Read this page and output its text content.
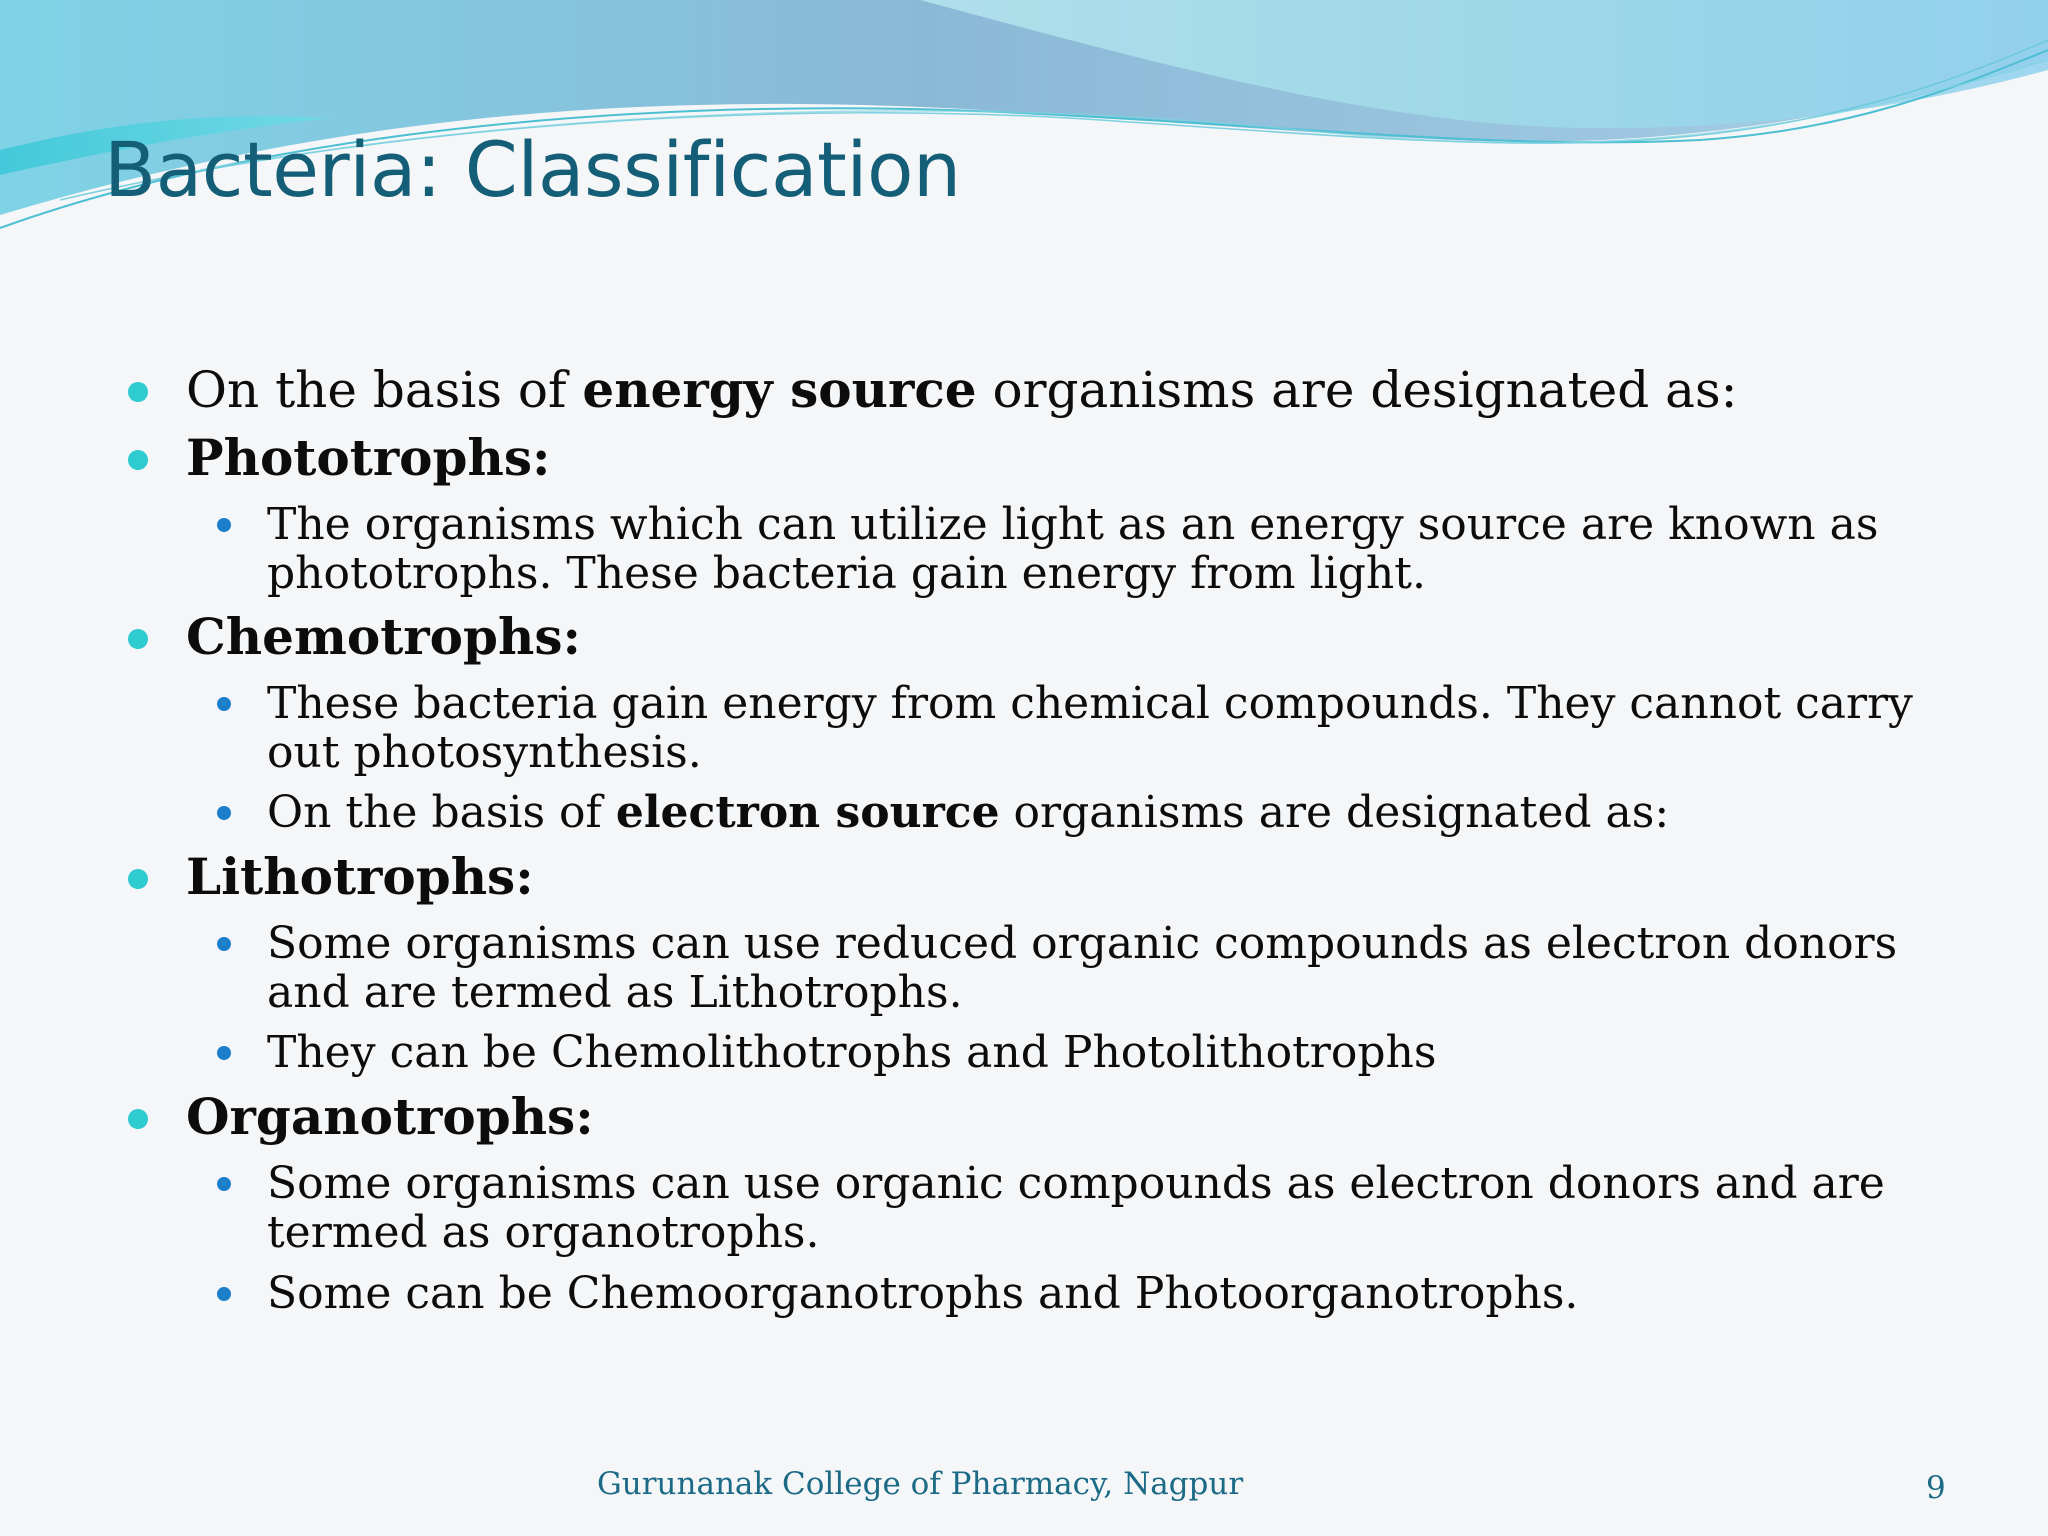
Bacteria: Classification
On the basis of energy source organisms are designated as:
Phototrophs:
The organisms which can utilize light as an energy source are known as
phototrophs. These bacteria gain energy from light.
Chemotrophs:
These bacteria gain energy from chemical compounds. They cannot carry
out photosynthesis.
On the basis of electron source organisms are designated as:
Lithotrophs:
Some organisms can use reduced organic compounds as electron donors
and are termed as Lithotrophs.
They can be Chemolithotrophs and Photolithotrophs
Organotrophs:
Some organisms can use organic compounds as electron donors and are
termed as organotrophs.
Some can be Chemoorganotrophs and Photoorganotrophs.
Gurunanak College of Pharmacy, Nagpur	9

=====

• WHAT YOU SHOULD DO
Everything in the records above should come back word for word, except the pictures.

• THE COMPLETED TASK
Read this page and output its text content.
Bacteria: Classification
On the basis of energy source organisms are designated as:
Phototrophs:
The organisms which can utilize light as an energy source are known as
phototrophs. These bacteria gain energy from light.
Chemotrophs:
These bacteria gain energy from chemical compounds. They cannot carry
out photosynthesis.
On the basis of electron source organisms are designated as:
Lithotrophs:
Some organisms can use reduced organic compounds as electron donors
and are termed as Lithotrophs.
They can be Chemolithotrophs and Photolithotrophs
Organotrophs:
Some organisms can use organic compounds as electron donors and are
termed as organotrophs.
Some can be Chemoorganotrophs and Photoorganotrophs.
Gurunanak College of Pharmacy, Nagpur	9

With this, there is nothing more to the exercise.